REQUEST
Please restate the following records word for word.

>> BEGIN

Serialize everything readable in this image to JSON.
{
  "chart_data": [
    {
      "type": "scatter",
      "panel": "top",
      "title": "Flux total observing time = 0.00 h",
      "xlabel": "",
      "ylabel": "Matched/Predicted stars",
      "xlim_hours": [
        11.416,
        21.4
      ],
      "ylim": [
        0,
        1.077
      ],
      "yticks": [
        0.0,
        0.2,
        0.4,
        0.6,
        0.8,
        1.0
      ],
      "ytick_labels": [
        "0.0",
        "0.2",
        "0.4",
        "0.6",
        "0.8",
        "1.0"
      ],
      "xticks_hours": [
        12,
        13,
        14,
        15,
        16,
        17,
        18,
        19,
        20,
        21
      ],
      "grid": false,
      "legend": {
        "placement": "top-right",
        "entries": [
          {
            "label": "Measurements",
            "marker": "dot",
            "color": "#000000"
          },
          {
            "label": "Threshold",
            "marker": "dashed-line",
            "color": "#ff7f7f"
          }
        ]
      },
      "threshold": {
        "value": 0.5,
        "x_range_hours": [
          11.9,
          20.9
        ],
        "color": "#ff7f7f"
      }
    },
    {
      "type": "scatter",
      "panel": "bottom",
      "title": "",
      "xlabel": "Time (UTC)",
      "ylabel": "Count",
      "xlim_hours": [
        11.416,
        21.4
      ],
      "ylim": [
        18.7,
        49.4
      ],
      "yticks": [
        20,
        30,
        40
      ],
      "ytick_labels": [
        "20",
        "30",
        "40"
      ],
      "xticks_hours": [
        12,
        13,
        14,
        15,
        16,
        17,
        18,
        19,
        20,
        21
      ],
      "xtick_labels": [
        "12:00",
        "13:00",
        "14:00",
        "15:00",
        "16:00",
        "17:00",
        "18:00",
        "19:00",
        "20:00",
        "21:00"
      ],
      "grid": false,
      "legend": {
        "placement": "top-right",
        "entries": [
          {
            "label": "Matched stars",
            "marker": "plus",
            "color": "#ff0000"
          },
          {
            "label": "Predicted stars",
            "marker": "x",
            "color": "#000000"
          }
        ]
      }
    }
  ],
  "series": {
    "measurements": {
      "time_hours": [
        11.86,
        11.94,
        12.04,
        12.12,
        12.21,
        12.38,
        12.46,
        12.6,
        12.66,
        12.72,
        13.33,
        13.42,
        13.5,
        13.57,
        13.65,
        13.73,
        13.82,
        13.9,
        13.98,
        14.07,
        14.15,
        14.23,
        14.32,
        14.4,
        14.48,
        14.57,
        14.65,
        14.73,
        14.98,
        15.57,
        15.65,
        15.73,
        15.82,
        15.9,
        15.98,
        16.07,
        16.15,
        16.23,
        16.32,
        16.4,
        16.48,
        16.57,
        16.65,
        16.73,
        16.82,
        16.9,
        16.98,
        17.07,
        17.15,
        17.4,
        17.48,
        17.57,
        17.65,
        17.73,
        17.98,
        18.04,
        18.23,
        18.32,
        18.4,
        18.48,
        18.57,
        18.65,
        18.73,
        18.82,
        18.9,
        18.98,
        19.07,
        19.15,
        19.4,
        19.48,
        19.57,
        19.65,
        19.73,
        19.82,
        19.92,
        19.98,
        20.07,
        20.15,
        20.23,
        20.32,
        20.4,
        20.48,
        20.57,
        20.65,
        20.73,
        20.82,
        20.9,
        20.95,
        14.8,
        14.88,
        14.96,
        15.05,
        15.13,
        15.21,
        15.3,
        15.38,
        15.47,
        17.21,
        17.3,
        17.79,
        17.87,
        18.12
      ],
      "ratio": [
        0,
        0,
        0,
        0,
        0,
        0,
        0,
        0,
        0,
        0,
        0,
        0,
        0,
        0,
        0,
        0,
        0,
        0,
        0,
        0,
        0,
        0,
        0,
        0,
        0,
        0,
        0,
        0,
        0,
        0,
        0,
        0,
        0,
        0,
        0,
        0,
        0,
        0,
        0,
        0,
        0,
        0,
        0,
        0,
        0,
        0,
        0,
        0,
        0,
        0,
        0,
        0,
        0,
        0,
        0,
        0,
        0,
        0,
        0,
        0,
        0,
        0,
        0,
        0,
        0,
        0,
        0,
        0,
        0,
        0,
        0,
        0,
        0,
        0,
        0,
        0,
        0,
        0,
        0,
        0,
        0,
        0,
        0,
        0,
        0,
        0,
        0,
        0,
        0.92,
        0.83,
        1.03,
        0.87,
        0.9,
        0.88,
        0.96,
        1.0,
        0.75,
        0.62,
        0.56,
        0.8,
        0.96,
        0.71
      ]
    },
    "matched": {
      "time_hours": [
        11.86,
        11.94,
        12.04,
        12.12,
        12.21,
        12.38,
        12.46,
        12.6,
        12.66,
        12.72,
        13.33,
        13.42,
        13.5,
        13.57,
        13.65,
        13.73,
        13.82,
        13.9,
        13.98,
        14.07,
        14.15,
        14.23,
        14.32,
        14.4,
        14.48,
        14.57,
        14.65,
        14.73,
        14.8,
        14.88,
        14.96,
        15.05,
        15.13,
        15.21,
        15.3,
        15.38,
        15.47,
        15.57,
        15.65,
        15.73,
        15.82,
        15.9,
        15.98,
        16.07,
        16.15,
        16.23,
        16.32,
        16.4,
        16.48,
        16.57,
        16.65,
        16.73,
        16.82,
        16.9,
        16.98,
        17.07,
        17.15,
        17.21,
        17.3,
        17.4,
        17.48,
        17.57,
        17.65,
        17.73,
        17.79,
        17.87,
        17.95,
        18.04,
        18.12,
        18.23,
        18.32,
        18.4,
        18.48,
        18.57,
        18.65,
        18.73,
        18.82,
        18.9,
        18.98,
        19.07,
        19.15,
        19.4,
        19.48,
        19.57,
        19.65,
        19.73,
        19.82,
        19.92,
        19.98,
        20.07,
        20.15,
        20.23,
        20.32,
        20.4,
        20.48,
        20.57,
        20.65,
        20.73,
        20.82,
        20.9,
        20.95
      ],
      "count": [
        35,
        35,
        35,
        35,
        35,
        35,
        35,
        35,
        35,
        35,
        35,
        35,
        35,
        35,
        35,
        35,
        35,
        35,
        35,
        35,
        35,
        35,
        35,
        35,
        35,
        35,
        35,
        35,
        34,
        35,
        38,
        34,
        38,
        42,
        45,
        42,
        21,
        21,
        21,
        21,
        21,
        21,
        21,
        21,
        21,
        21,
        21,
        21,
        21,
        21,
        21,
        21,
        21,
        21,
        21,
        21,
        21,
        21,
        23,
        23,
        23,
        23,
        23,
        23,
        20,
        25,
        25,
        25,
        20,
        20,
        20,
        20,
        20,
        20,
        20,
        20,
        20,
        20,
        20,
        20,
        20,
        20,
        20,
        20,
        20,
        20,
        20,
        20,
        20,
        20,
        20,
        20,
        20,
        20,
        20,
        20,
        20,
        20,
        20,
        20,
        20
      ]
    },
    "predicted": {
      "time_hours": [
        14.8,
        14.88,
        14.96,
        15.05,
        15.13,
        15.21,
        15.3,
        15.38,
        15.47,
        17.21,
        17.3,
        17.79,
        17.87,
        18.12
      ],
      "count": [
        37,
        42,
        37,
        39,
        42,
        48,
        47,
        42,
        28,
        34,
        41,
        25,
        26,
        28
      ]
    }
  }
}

>> END

EXERCISE ANSWER
Serialize everything readable in this image to JSON.
{
  "chart_data": [
    {
      "type": "scatter",
      "panel": "top",
      "title": "Flux total observing time = 0.00 h",
      "xlabel": "",
      "ylabel": "Matched/Predicted stars",
      "xlim_hours": [
        11.416,
        21.4
      ],
      "ylim": [
        0,
        1.077
      ],
      "yticks": [
        0.0,
        0.2,
        0.4,
        0.6,
        0.8,
        1.0
      ],
      "ytick_labels": [
        "0.0",
        "0.2",
        "0.4",
        "0.6",
        "0.8",
        "1.0"
      ],
      "xticks_hours": [
        12,
        13,
        14,
        15,
        16,
        17,
        18,
        19,
        20,
        21
      ],
      "grid": false,
      "legend": {
        "placement": "top-right",
        "entries": [
          {
            "label": "Measurements",
            "marker": "dot",
            "color": "#000000"
          },
          {
            "label": "Threshold",
            "marker": "dashed-line",
            "color": "#ff7f7f"
          }
        ]
      },
      "threshold": {
        "value": 0.5,
        "x_range_hours": [
          11.9,
          20.9
        ],
        "color": "#ff7f7f"
      }
    },
    {
      "type": "scatter",
      "panel": "bottom",
      "title": "",
      "xlabel": "Time (UTC)",
      "ylabel": "Count",
      "xlim_hours": [
        11.416,
        21.4
      ],
      "ylim": [
        18.7,
        49.4
      ],
      "yticks": [
        20,
        30,
        40
      ],
      "ytick_labels": [
        "20",
        "30",
        "40"
      ],
      "xticks_hours": [
        12,
        13,
        14,
        15,
        16,
        17,
        18,
        19,
        20,
        21
      ],
      "xtick_labels": [
        "12:00",
        "13:00",
        "14:00",
        "15:00",
        "16:00",
        "17:00",
        "18:00",
        "19:00",
        "20:00",
        "21:00"
      ],
      "grid": false,
      "legend": {
        "placement": "top-right",
        "entries": [
          {
            "label": "Matched stars",
            "marker": "plus",
            "color": "#ff0000"
          },
          {
            "label": "Predicted stars",
            "marker": "x",
            "color": "#000000"
          }
        ]
      }
    }
  ],
  "series": {
    "measurements": {
      "time_hours": [
        11.86,
        11.94,
        12.04,
        12.12,
        12.21,
        12.38,
        12.46,
        12.6,
        12.66,
        12.72,
        13.33,
        13.42,
        13.5,
        13.57,
        13.65,
        13.73,
        13.82,
        13.9,
        13.98,
        14.07,
        14.15,
        14.23,
        14.32,
        14.4,
        14.48,
        14.57,
        14.65,
        14.73,
        14.98,
        15.57,
        15.65,
        15.73,
        15.82,
        15.9,
        15.98,
        16.07,
        16.15,
        16.23,
        16.32,
        16.4,
        16.48,
        16.57,
        16.65,
        16.73,
        16.82,
        16.9,
        16.98,
        17.07,
        17.15,
        17.4,
        17.48,
        17.57,
        17.65,
        17.73,
        17.98,
        18.04,
        18.23,
        18.32,
        18.4,
        18.48,
        18.57,
        18.65,
        18.73,
        18.82,
        18.9,
        18.98,
        19.07,
        19.15,
        19.4,
        19.48,
        19.57,
        19.65,
        19.73,
        19.82,
        19.92,
        19.98,
        20.07,
        20.15,
        20.23,
        20.32,
        20.4,
        20.48,
        20.57,
        20.65,
        20.73,
        20.82,
        20.9,
        20.95,
        14.8,
        14.88,
        14.96,
        15.05,
        15.13,
        15.21,
        15.3,
        15.38,
        15.47,
        17.21,
        17.3,
        17.79,
        17.87,
        18.12
      ],
      "ratio": [
        0,
        0,
        0,
        0,
        0,
        0,
        0,
        0,
        0,
        0,
        0,
        0,
        0,
        0,
        0,
        0,
        0,
        0,
        0,
        0,
        0,
        0,
        0,
        0,
        0,
        0,
        0,
        0,
        0,
        0,
        0,
        0,
        0,
        0,
        0,
        0,
        0,
        0,
        0,
        0,
        0,
        0,
        0,
        0,
        0,
        0,
        0,
        0,
        0,
        0,
        0,
        0,
        0,
        0,
        0,
        0,
        0,
        0,
        0,
        0,
        0,
        0,
        0,
        0,
        0,
        0,
        0,
        0,
        0,
        0,
        0,
        0,
        0,
        0,
        0,
        0,
        0,
        0,
        0,
        0,
        0,
        0,
        0,
        0,
        0,
        0,
        0,
        0,
        0.92,
        0.83,
        1.03,
        0.87,
        0.9,
        0.88,
        0.96,
        1.0,
        0.75,
        0.62,
        0.56,
        0.8,
        0.96,
        0.71
      ]
    },
    "matched": {
      "time_hours": [
        11.86,
        11.94,
        12.04,
        12.12,
        12.21,
        12.38,
        12.46,
        12.6,
        12.66,
        12.72,
        13.33,
        13.42,
        13.5,
        13.57,
        13.65,
        13.73,
        13.82,
        13.9,
        13.98,
        14.07,
        14.15,
        14.23,
        14.32,
        14.4,
        14.48,
        14.57,
        14.65,
        14.73,
        14.8,
        14.88,
        14.96,
        15.05,
        15.13,
        15.21,
        15.3,
        15.38,
        15.47,
        15.57,
        15.65,
        15.73,
        15.82,
        15.9,
        15.98,
        16.07,
        16.15,
        16.23,
        16.32,
        16.4,
        16.48,
        16.57,
        16.65,
        16.73,
        16.82,
        16.9,
        16.98,
        17.07,
        17.15,
        17.21,
        17.3,
        17.4,
        17.48,
        17.57,
        17.65,
        17.73,
        17.79,
        17.87,
        17.95,
        18.04,
        18.12,
        18.23,
        18.32,
        18.4,
        18.48,
        18.57,
        18.65,
        18.73,
        18.82,
        18.9,
        18.98,
        19.07,
        19.15,
        19.4,
        19.48,
        19.57,
        19.65,
        19.73,
        19.82,
        19.92,
        19.98,
        20.07,
        20.15,
        20.23,
        20.32,
        20.4,
        20.48,
        20.57,
        20.65,
        20.73,
        20.82,
        20.9,
        20.95
      ],
      "count": [
        35,
        35,
        35,
        35,
        35,
        35,
        35,
        35,
        35,
        35,
        35,
        35,
        35,
        35,
        35,
        35,
        35,
        35,
        35,
        35,
        35,
        35,
        35,
        35,
        35,
        35,
        35,
        35,
        34,
        35,
        38,
        34,
        38,
        42,
        45,
        42,
        21,
        21,
        21,
        21,
        21,
        21,
        21,
        21,
        21,
        21,
        21,
        21,
        21,
        21,
        21,
        21,
        21,
        21,
        21,
        21,
        21,
        21,
        23,
        23,
        23,
        23,
        23,
        23,
        20,
        25,
        25,
        25,
        20,
        20,
        20,
        20,
        20,
        20,
        20,
        20,
        20,
        20,
        20,
        20,
        20,
        20,
        20,
        20,
        20,
        20,
        20,
        20,
        20,
        20,
        20,
        20,
        20,
        20,
        20,
        20,
        20,
        20,
        20,
        20,
        20
      ]
    },
    "predicted": {
      "time_hours": [
        14.8,
        14.88,
        14.96,
        15.05,
        15.13,
        15.21,
        15.3,
        15.38,
        15.47,
        17.21,
        17.3,
        17.79,
        17.87,
        18.12
      ],
      "count": [
        37,
        42,
        37,
        39,
        42,
        48,
        47,
        42,
        28,
        34,
        41,
        25,
        26,
        28
      ]
    }
  }
}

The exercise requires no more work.